Problem to work on: Reproduce all of the data exactly.

┌─ Data to use

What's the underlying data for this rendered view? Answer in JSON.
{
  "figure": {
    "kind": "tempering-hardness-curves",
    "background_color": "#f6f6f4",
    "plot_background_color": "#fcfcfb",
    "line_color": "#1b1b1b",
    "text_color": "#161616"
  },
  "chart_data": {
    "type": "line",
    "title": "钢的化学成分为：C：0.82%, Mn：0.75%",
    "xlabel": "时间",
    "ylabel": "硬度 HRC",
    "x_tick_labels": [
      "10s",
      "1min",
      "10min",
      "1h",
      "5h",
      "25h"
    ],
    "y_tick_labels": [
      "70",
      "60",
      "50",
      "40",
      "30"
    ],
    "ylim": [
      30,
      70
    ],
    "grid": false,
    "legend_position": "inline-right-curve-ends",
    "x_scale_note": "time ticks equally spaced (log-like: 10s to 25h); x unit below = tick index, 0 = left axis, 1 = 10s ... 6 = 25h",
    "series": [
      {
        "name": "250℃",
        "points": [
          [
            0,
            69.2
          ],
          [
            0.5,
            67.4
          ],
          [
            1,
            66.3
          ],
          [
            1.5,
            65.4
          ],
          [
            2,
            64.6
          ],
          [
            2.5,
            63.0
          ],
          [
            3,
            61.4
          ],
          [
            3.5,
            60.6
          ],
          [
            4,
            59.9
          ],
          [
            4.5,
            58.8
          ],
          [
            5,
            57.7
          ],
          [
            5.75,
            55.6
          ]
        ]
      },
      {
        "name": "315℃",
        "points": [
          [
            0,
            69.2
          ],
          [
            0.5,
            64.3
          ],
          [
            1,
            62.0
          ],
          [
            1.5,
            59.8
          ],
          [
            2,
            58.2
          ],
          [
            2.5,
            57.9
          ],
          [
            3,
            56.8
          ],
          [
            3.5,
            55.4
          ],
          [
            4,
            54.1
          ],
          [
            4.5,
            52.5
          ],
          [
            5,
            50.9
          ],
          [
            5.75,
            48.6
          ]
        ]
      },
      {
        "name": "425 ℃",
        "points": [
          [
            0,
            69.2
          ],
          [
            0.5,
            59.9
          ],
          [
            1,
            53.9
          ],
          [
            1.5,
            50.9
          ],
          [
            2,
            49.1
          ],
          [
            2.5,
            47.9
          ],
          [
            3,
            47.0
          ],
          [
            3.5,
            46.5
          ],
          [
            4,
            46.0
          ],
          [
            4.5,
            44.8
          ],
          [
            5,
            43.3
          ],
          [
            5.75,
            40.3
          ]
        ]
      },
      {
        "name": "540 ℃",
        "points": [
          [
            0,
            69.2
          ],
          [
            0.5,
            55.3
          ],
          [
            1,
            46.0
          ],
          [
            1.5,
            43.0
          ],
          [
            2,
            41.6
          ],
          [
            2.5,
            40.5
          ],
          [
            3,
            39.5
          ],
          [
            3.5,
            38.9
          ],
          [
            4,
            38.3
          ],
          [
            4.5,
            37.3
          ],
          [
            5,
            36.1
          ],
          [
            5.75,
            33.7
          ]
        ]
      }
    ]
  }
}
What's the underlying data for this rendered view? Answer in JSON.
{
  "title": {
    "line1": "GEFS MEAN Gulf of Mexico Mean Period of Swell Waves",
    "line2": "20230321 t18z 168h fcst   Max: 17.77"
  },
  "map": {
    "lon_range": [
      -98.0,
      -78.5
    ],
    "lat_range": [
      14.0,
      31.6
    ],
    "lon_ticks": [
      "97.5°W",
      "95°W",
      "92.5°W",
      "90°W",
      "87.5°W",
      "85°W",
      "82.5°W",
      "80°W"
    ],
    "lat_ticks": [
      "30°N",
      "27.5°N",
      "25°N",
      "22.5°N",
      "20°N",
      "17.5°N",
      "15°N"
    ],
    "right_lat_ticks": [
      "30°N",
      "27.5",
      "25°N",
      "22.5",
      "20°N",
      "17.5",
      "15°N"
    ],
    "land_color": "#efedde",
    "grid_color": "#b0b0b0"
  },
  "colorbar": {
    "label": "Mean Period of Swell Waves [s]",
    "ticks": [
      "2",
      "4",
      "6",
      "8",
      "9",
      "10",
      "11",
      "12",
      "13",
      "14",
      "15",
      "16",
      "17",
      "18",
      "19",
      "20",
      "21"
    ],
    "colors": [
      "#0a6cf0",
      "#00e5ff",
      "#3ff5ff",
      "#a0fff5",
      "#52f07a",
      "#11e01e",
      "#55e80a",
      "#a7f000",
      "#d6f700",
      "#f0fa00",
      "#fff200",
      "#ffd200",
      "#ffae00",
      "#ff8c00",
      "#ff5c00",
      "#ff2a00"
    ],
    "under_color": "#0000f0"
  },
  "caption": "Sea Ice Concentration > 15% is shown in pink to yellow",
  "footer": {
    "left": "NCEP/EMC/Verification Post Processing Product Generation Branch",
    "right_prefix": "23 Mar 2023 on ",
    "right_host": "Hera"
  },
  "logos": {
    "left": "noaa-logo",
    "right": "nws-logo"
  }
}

└─

Answer to the exercise:
What's the underlying data for this rendered view? Answer in JSON.
{
  "figure": {
    "kind": "tempering-hardness-curves",
    "background_color": "#f6f6f4",
    "plot_background_color": "#fcfcfb",
    "line_color": "#1b1b1b",
    "text_color": "#161616"
  },
  "chart_data": {
    "type": "line",
    "title": "钢的化学成分为：C：0.82%, Mn：0.75%",
    "xlabel": "时间",
    "ylabel": "硬度 HRC",
    "x_tick_labels": [
      "10s",
      "1min",
      "10min",
      "1h",
      "5h",
      "25h"
    ],
    "y_tick_labels": [
      "70",
      "60",
      "50",
      "40",
      "30"
    ],
    "ylim": [
      30,
      70
    ],
    "grid": false,
    "legend_position": "inline-right-curve-ends",
    "x_scale_note": "time ticks equally spaced (log-like: 10s to 25h); x unit below = tick index, 0 = left axis, 1 = 10s ... 6 = 25h",
    "series": [
      {
        "name": "250℃",
        "points": [
          [
            0,
            69.2
          ],
          [
            0.5,
            67.4
          ],
          [
            1,
            66.3
          ],
          [
            1.5,
            65.4
          ],
          [
            2,
            64.6
          ],
          [
            2.5,
            63.0
          ],
          [
            3,
            61.4
          ],
          [
            3.5,
            60.6
          ],
          [
            4,
            59.9
          ],
          [
            4.5,
            58.8
          ],
          [
            5,
            57.7
          ],
          [
            5.75,
            55.6
          ]
        ]
      },
      {
        "name": "315℃",
        "points": [
          [
            0,
            69.2
          ],
          [
            0.5,
            64.3
          ],
          [
            1,
            62.0
          ],
          [
            1.5,
            59.8
          ],
          [
            2,
            58.2
          ],
          [
            2.5,
            57.9
          ],
          [
            3,
            56.8
          ],
          [
            3.5,
            55.4
          ],
          [
            4,
            54.1
          ],
          [
            4.5,
            52.5
          ],
          [
            5,
            50.9
          ],
          [
            5.75,
            48.6
          ]
        ]
      },
      {
        "name": "425 ℃",
        "points": [
          [
            0,
            69.2
          ],
          [
            0.5,
            59.9
          ],
          [
            1,
            53.9
          ],
          [
            1.5,
            50.9
          ],
          [
            2,
            49.1
          ],
          [
            2.5,
            47.9
          ],
          [
            3,
            47.0
          ],
          [
            3.5,
            46.5
          ],
          [
            4,
            46.0
          ],
          [
            4.5,
            44.8
          ],
          [
            5,
            43.3
          ],
          [
            5.75,
            40.3
          ]
        ]
      },
      {
        "name": "540 ℃",
        "points": [
          [
            0,
            69.2
          ],
          [
            0.5,
            55.3
          ],
          [
            1,
            46.0
          ],
          [
            1.5,
            43.0
          ],
          [
            2,
            41.6
          ],
          [
            2.5,
            40.5
          ],
          [
            3,
            39.5
          ],
          [
            3.5,
            38.9
          ],
          [
            4,
            38.3
          ],
          [
            4.5,
            37.3
          ],
          [
            5,
            36.1
          ],
          [
            5.75,
            33.7
          ]
        ]
      }
    ]
  }
}
What's the underlying data for this rendered view? Answer in JSON.
{
  "title": {
    "line1": "GEFS MEAN Gulf of Mexico Mean Period of Swell Waves",
    "line2": "20230321 t18z 168h fcst   Max: 17.77"
  },
  "map": {
    "lon_range": [
      -98.0,
      -78.5
    ],
    "lat_range": [
      14.0,
      31.6
    ],
    "lon_ticks": [
      "97.5°W",
      "95°W",
      "92.5°W",
      "90°W",
      "87.5°W",
      "85°W",
      "82.5°W",
      "80°W"
    ],
    "lat_ticks": [
      "30°N",
      "27.5°N",
      "25°N",
      "22.5°N",
      "20°N",
      "17.5°N",
      "15°N"
    ],
    "right_lat_ticks": [
      "30°N",
      "27.5",
      "25°N",
      "22.5",
      "20°N",
      "17.5",
      "15°N"
    ],
    "land_color": "#efedde",
    "grid_color": "#b0b0b0"
  },
  "colorbar": {
    "label": "Mean Period of Swell Waves [s]",
    "ticks": [
      "2",
      "4",
      "6",
      "8",
      "9",
      "10",
      "11",
      "12",
      "13",
      "14",
      "15",
      "16",
      "17",
      "18",
      "19",
      "20",
      "21"
    ],
    "colors": [
      "#0a6cf0",
      "#00e5ff",
      "#3ff5ff",
      "#a0fff5",
      "#52f07a",
      "#11e01e",
      "#55e80a",
      "#a7f000",
      "#d6f700",
      "#f0fa00",
      "#fff200",
      "#ffd200",
      "#ffae00",
      "#ff8c00",
      "#ff5c00",
      "#ff2a00"
    ],
    "under_color": "#0000f0"
  },
  "caption": "Sea Ice Concentration > 15% is shown in pink to yellow",
  "footer": {
    "left": "NCEP/EMC/Verification Post Processing Product Generation Branch",
    "right_prefix": "23 Mar 2023 on ",
    "right_host": "Hera"
  },
  "logos": {
    "left": "noaa-logo",
    "right": "nws-logo"
  }
}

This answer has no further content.